STATED TASK:
Every line below that mentions the word "like" should be copied out.
========
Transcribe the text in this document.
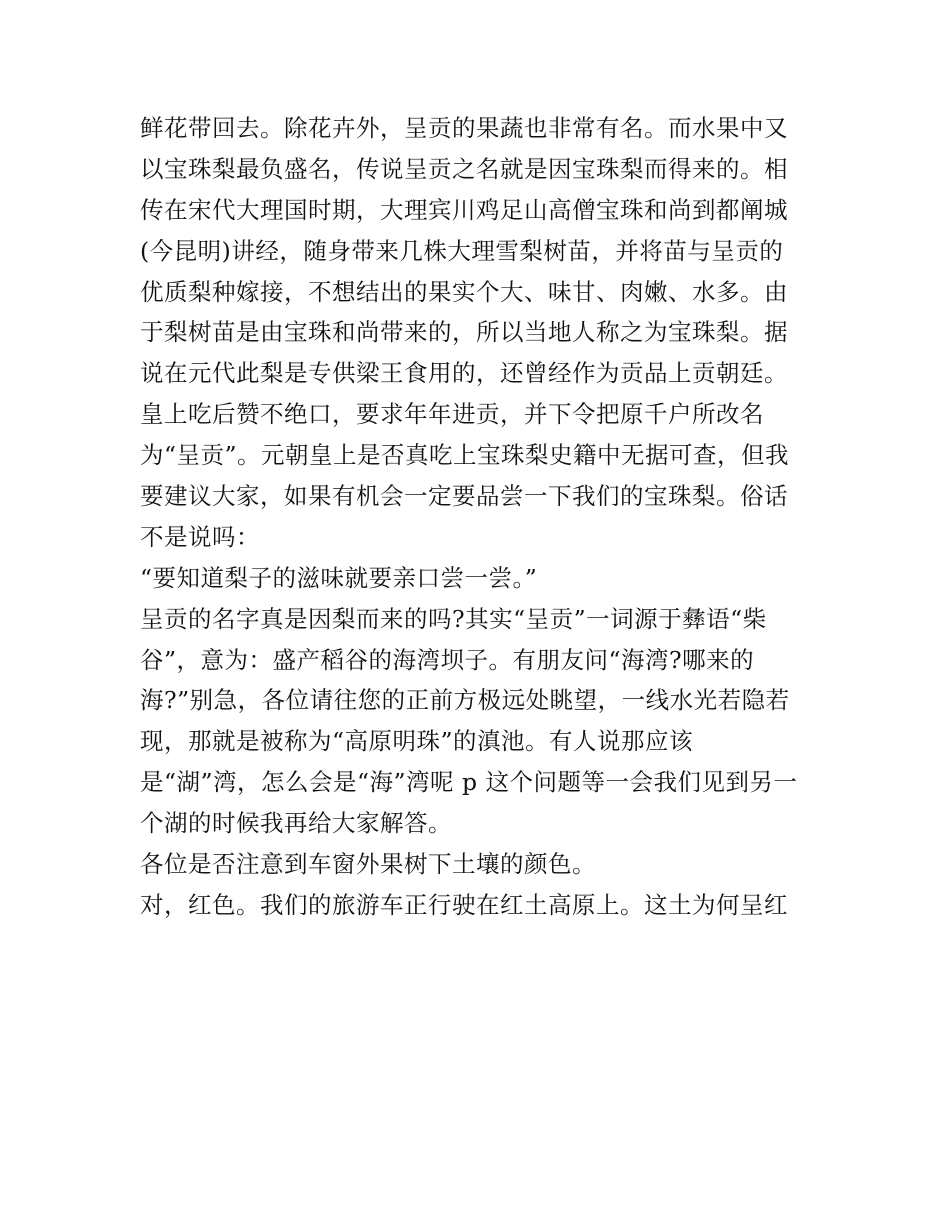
鲜花带回去。除花卉外，呈贡的果蔬也非常有名。而水果中又
以宝珠梨最负盛名，传说呈贡之名就是因宝珠梨而得来的。相
传在宋代大理国时期，大理宾川鸡足山高僧宝珠和尚到都阐城
(今昆明)讲经，随身带来几株大理雪梨树苗，并将苗与呈贡的
优质梨种嫁接，不想结出的果实个大、味甘、肉嫩、水多。由
于梨树苗是由宝珠和尚带来的，所以当地人称之为宝珠梨。据
说在元代此梨是专供梁王食用的，还曾经作为贡品上贡朝廷。
皇上吃后赞不绝口，要求年年进贡，并下令把原千户所改名
为“呈贡”。元朝皇上是否真吃上宝珠梨史籍中无据可查，但我
要建议大家，如果有机会一定要品尝一下我们的宝珠梨。俗话
不是说吗：
“要知道梨子的滋味就要亲口尝一尝。”
呈贡的名字真是因梨而来的吗?其实“呈贡”一词源于彝语“柴
谷”，意为：盛产稻谷的海湾坝子。有朋友问“海湾?哪来的
海?”别急，各位请往您的正前方极远处眺望，一线水光若隐若
现，那就是被称为“高原明珠”的滇池。有人说那应该
是“湖”湾，怎么会是“海”湾呢 p 这个问题等一会我们见到另一
个湖的时候我再给大家解答。
各位是否注意到车窗外果树下土壤的颜色。
对，红色。我们的旅游车正行驶在红土高原上。这土为何呈红
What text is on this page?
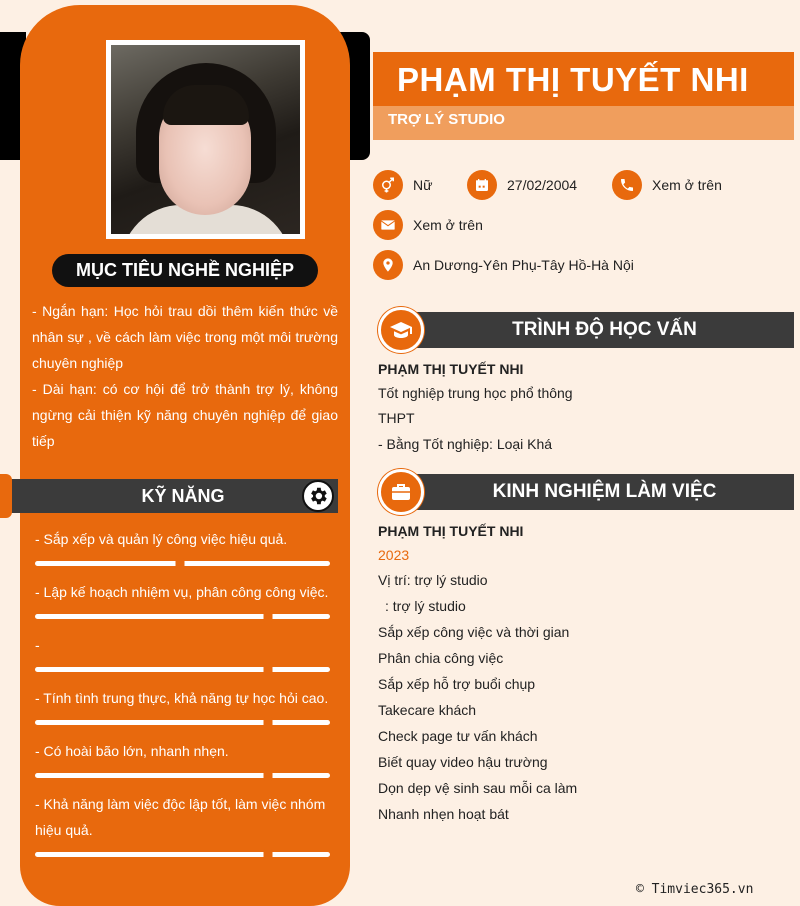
MỤC TIÊU NGHỀ NGHIỆP

- Ngắn hạn: Học hỏi trau dồi thêm kiến thức về nhân sự , về cách làm việc trong một môi trường chuyên nghiệp

- Dài hạn: có cơ hội để trở thành trợ lý, không ngừng cải thiện kỹ năng chuyên nghiệp để giao tiếp

KỸ NĂNG
- Sắp xếp và quản lý công việc hiệu quả.
- Lập kế hoạch nhiệm vụ, phân công công việc.
-
- Tính tình trung thực, khả năng tự học hỏi cao.
- Có hoài bão lớn, nhanh nhẹn.
- Khả năng làm việc độc lập tốt, làm việc nhóm hiệu quả.
PHẠM THỊ TUYẾT NHI
TRỢ LÝ STUDIO
Nữ	27/02/2004	Xem ở trên
Xem ở trên
An Dương-Yên Phụ-Tây Hồ-Hà Nội
TRÌNH ĐỘ HỌC VẤN
PHẠM THỊ TUYẾT NHI
Tốt nghiệp trung học phổ thông
THPT
- Bằng Tốt nghiệp: Loại Khá
KINH NGHIỆM LÀM VIỆC
PHẠM THỊ TUYẾT NHI
2023
Vị trí: trợ lý studio
: trợ lý studio
Sắp xếp công việc và thời gian
Phân chia công việc
Sắp xếp hỗ trợ buổi chụp
Takecare khách
Check page tư vấn khách
Biết quay video hậu trường
Dọn dẹp vệ sinh sau mỗi ca làm
Nhanh nhẹn hoạt bát
© Timviec365.vn
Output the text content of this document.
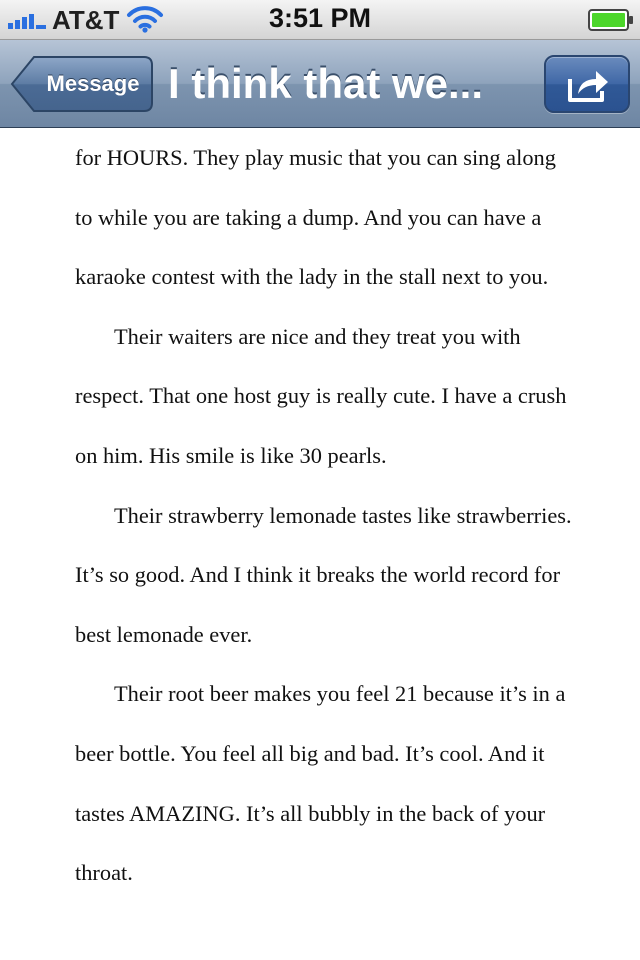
AT&T	3:51 PM
Message I think that we...

for HOURS. They play music that you can sing along to while you are taking a dump. And you can have a karaoke contest with the lady in the stall next to you.

Their waiters are nice and they treat you with respect. That one host guy is really cute. I have a crush on him. His smile is like 30 pearls.

Their strawberry lemonade tastes like strawberries. It’s so good. And I think it breaks the world record for best lemonade ever.

Their root beer makes you feel 21 because it’s in a beer bottle. You feel all big and bad. It’s cool. And it tastes AMAZING. It’s all bubbly in the back of your throat.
========
TASK RESPONSE:
Their waiters are nice and they treat you with respect. That one host guy is really cute. I have a crush on him. His smile is like 30 pearls.
Their strawberry lemonade tastes like strawberries. It’s so good. And I think it breaks the world record for best lemonade ever.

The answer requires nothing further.